▶ [Extracted text]:
########
Abstract 54P
Background
Lymph nodes (LN) are the most frequent metastasis sites in oesophageal squamous cell carcinoma (ESCC), but the associated mechanisms are poorly understood. Tumor cells seed and survive at LN during the early adaptation step, which is the bottleneck for successful metastasis. However, the phenotypic and molecular characteristics of heterogeneous metastatic cells that contribute to such a challenging process remain elusive.
Methods
We established a human xenograft spontaneous LN metastasis model to capture tumor cell dissemination behaviors. We conducted single-cell RNA sequencing on tumor cells collected from primary tumors and metastatic LN to profile the dynamic cellular and molecular changes in tumor cells associated with LN metastasis. We further identified and characterized the early metastasis tumor cells in LN through in vitro and in vivo functional assays.
########
▶ [Record set]:
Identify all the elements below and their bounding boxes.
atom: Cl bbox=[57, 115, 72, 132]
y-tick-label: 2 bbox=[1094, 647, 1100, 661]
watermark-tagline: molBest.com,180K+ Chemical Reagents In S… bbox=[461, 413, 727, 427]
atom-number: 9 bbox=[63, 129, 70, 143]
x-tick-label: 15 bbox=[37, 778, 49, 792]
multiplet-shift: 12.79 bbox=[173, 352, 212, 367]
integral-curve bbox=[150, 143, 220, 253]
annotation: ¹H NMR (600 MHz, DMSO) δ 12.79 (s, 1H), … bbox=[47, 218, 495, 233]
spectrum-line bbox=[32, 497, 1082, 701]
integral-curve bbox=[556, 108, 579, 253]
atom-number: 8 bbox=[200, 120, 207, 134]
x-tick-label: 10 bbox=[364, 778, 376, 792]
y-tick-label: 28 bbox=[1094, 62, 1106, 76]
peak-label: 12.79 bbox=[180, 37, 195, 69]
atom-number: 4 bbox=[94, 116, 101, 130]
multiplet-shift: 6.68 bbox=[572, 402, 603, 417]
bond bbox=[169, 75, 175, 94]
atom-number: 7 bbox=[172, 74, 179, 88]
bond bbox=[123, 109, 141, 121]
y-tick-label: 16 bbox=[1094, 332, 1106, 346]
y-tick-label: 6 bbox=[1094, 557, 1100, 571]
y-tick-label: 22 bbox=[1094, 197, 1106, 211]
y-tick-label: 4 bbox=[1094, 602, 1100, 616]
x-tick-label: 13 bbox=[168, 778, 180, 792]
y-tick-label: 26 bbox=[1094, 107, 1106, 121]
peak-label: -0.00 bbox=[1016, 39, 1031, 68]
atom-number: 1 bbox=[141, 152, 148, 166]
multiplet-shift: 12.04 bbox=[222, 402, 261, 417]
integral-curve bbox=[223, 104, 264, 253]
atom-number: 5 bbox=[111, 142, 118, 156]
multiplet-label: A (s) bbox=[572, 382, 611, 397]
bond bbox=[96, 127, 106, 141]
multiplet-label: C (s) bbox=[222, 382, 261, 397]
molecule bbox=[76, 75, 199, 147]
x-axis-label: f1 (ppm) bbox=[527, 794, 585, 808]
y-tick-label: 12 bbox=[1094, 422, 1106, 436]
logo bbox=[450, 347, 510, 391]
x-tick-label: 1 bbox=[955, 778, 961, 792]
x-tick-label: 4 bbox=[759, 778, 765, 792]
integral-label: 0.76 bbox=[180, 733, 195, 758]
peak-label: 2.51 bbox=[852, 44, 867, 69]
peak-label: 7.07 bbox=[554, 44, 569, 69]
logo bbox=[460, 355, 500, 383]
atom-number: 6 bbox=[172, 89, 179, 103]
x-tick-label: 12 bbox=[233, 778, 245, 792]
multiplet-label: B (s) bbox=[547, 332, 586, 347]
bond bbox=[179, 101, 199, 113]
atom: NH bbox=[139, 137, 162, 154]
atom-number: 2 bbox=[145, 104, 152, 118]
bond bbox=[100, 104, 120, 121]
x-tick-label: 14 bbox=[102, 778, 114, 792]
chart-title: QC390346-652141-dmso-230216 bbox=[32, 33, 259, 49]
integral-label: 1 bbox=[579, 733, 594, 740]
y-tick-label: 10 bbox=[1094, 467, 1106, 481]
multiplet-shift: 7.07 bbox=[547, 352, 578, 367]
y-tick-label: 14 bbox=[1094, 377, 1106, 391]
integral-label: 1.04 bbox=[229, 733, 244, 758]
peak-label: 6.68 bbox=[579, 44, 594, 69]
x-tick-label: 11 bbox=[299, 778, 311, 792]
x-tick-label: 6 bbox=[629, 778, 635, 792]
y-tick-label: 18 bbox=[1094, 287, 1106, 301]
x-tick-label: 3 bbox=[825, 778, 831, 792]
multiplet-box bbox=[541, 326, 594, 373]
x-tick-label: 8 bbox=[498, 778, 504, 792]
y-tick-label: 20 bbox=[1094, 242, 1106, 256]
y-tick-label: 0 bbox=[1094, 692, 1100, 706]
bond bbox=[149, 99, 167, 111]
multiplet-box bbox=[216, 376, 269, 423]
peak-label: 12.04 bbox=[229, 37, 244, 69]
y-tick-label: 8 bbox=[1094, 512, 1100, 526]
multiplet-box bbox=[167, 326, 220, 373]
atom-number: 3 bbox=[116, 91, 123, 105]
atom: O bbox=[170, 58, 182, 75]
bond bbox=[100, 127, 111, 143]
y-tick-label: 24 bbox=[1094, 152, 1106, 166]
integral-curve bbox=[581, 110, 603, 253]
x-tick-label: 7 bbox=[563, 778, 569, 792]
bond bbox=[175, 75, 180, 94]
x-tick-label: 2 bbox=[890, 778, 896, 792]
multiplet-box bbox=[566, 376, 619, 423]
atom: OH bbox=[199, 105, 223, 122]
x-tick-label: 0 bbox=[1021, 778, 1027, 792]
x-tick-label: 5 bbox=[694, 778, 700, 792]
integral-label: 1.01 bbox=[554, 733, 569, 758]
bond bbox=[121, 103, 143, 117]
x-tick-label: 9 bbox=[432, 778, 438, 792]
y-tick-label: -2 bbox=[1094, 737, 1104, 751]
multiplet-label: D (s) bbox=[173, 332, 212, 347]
########
▶ [What to work on]:
1) Answer these questions from the abstract on lymph node metastasis in oesophageal squamous cell carcinoma:
(a) According to the Background, which sites are the most frequent metastasis sites in ESCC?
(b) Which step does the Background call the bottleneck for successful metastasis?
(c) According to the Methods, from which two sources were tumor cells collected for single-cell RNA sequencing?
2) Proceed with the abstract on lymph node metastasis in oesophageal squamous cell carcinoma, starting after its final sentence.

▶ [Answers by item]:
1)
(a) Lymph nodes (LN).
(b) The early adaptation step, in which tumor cells seed and survive at LN.
(c) Primary tumors and metastatic LN.

2)
Results
We revealed that LN metastasis is initiated by rare ESCC subpopulations with stemness and mesenchymal regulatory gene expression signatures. These tumor cell subpopulations are critical to driving metastasis in distant organs through the blood circulation in mice, supporting the metastasis-initiating cells (MICs) properties. Importantly, these key driver cells were observed to convert the metabolic strategy to mitochondrial oxidative phosphorylation (OXPHOS) during cell seeding in the LN. Enhanced OXPHOS in LN metastatic cells is induced by fatty acids and regulated by NRF2 signaling. Pharmacological inhibition of OXPHOS with IACS-010759 markedly attenuated metastasis in mice.
Conclusions
Our results demonstrate the important role of mitochondrial OXPHOS in promoting ESCC metastasis and suggest the clinical therapeutic potential of OXPHOS inhibitors for preventing metastatic spread in ESCC patients.
Clinical trial identification
Editorial acknowledgement
Legal entity responsible for the study
The authors.
Funding
National Natural Science Foundation of China (82103643, 82072738, 82072731).
Disclosure
All authors have declared no conflicts of interest.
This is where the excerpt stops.